> [SET EXERCISE]:
Copy out each line that mentions the word "Landoberfläche".

Stored records:
□ □ □ □
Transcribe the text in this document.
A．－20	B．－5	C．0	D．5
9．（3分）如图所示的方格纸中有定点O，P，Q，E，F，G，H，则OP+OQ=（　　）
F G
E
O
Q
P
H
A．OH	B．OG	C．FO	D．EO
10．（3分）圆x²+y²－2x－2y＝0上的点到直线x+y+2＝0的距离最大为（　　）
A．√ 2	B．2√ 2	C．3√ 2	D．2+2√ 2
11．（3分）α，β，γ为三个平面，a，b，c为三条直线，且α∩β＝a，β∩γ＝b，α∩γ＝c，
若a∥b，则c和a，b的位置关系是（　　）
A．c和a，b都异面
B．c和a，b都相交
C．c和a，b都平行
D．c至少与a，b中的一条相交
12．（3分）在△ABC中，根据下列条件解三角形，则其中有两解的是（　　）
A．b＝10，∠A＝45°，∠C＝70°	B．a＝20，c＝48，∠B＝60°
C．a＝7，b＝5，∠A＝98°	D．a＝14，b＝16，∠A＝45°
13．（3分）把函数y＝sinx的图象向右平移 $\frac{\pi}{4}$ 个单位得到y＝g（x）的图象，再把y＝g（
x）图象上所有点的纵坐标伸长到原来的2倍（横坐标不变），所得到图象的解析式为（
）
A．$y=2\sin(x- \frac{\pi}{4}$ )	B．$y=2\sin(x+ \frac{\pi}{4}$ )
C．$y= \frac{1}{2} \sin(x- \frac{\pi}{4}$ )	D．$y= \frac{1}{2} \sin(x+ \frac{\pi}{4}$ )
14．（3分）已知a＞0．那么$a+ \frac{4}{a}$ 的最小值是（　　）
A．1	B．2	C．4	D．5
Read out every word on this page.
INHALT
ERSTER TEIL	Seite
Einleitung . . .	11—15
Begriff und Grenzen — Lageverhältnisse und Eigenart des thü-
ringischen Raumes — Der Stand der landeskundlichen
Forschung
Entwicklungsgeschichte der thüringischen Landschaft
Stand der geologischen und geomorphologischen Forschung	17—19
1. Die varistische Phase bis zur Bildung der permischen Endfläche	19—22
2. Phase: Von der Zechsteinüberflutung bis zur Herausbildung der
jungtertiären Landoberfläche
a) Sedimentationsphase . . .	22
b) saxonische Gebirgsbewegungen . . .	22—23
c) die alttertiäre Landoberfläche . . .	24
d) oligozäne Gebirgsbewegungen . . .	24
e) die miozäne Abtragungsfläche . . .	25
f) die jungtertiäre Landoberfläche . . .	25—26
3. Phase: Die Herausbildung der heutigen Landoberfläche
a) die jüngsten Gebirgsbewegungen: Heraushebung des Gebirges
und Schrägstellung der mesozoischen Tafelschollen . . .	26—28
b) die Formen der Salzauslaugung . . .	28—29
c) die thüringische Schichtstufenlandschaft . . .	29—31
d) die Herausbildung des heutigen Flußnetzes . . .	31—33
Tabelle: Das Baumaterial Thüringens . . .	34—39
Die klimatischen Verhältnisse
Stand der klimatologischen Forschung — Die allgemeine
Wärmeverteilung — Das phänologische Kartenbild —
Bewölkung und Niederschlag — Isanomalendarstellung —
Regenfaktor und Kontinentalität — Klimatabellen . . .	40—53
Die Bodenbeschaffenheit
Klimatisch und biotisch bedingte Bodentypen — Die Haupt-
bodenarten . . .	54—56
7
□ □ □ □
> [WORKED SOLUTION]:
jungtertiären Landoberfläche
c) die alttertiäre Landoberfläche . . .	24
f) die jungtertiäre Landoberfläche . . .	25—26
3. Phase: Die Herausbildung der heutigen Landoberfläche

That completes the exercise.